WHAT YOU SHOULD DO >> Exclude the pictures and retype the entries as written.

GIVEN DATA >>
## start
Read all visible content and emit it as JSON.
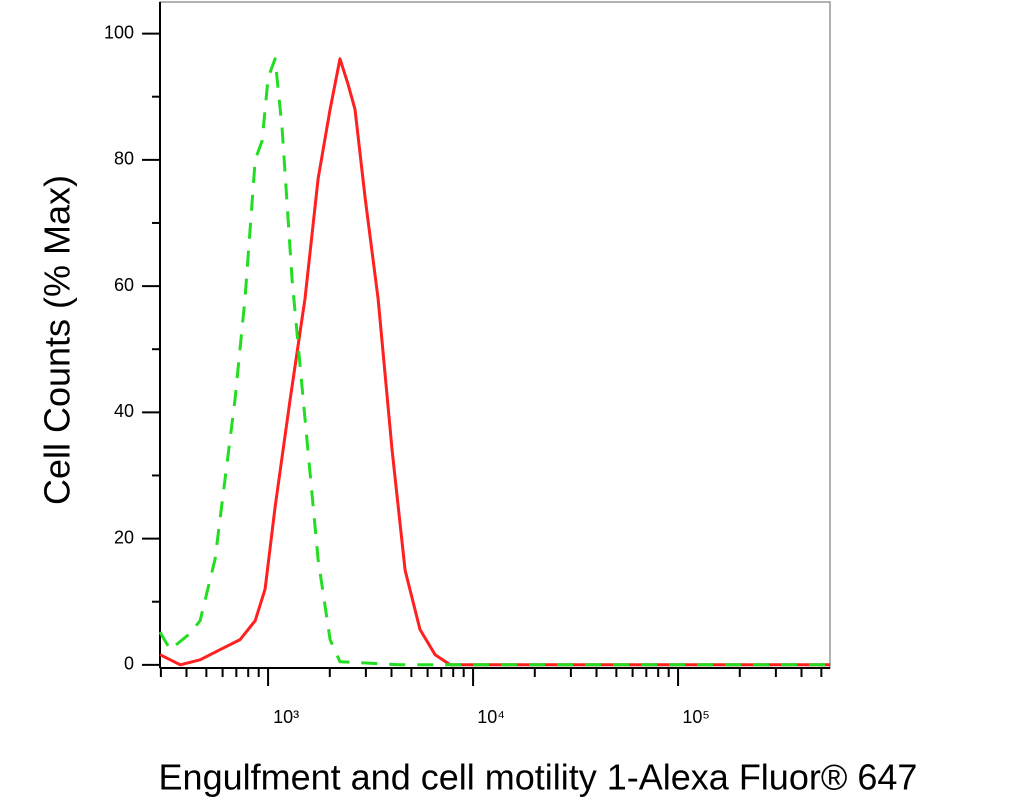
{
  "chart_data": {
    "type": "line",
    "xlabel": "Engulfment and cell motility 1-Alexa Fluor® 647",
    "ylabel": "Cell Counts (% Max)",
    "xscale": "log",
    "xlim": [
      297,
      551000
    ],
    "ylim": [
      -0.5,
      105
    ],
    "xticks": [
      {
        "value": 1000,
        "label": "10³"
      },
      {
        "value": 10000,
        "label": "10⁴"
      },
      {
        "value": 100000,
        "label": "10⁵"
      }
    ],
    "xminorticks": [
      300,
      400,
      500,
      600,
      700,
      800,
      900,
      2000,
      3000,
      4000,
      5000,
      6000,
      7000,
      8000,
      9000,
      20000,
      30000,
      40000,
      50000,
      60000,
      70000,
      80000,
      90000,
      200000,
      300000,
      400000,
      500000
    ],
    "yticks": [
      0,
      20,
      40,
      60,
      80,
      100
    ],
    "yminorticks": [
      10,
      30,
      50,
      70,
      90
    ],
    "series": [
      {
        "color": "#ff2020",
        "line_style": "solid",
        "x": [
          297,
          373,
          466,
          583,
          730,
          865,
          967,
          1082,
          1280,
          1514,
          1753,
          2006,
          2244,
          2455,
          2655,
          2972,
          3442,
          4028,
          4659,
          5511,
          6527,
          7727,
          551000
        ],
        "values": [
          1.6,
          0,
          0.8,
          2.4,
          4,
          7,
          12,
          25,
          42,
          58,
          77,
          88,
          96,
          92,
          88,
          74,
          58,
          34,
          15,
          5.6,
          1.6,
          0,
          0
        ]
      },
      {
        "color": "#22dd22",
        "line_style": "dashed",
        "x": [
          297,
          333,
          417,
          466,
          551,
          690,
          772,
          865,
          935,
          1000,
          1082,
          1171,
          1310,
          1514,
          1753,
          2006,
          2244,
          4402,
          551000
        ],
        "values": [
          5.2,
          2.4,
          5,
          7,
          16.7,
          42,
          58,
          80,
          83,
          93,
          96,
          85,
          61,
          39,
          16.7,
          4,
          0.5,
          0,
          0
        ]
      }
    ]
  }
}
## end
COMPLETE OUTPUT >>
Read all visible content and emit it as JSON.
{
  "chart_data": {
    "type": "line",
    "xlabel": "Engulfment and cell motility 1-Alexa Fluor® 647",
    "ylabel": "Cell Counts (% Max)",
    "xscale": "log",
    "xlim": [
      297,
      551000
    ],
    "ylim": [
      -0.5,
      105
    ],
    "xticks": [
      {
        "value": 1000,
        "label": "10³"
      },
      {
        "value": 10000,
        "label": "10⁴"
      },
      {
        "value": 100000,
        "label": "10⁵"
      }
    ],
    "xminorticks": [
      300,
      400,
      500,
      600,
      700,
      800,
      900,
      2000,
      3000,
      4000,
      5000,
      6000,
      7000,
      8000,
      9000,
      20000,
      30000,
      40000,
      50000,
      60000,
      70000,
      80000,
      90000,
      200000,
      300000,
      400000,
      500000
    ],
    "yticks": [
      0,
      20,
      40,
      60,
      80,
      100
    ],
    "yminorticks": [
      10,
      30,
      50,
      70,
      90
    ],
    "series": [
      {
        "color": "#ff2020",
        "line_style": "solid",
        "x": [
          297,
          373,
          466,
          583,
          730,
          865,
          967,
          1082,
          1280,
          1514,
          1753,
          2006,
          2244,
          2455,
          2655,
          2972,
          3442,
          4028,
          4659,
          5511,
          6527,
          7727,
          551000
        ],
        "values": [
          1.6,
          0,
          0.8,
          2.4,
          4,
          7,
          12,
          25,
          42,
          58,
          77,
          88,
          96,
          92,
          88,
          74,
          58,
          34,
          15,
          5.6,
          1.6,
          0,
          0
        ]
      },
      {
        "color": "#22dd22",
        "line_style": "dashed",
        "x": [
          297,
          333,
          417,
          466,
          551,
          690,
          772,
          865,
          935,
          1000,
          1082,
          1171,
          1310,
          1514,
          1753,
          2006,
          2244,
          4402,
          551000
        ],
        "values": [
          5.2,
          2.4,
          5,
          7,
          16.7,
          42,
          58,
          80,
          83,
          93,
          96,
          85,
          61,
          39,
          16.7,
          4,
          0.5,
          0,
          0
        ]
      }
    ]
  }
}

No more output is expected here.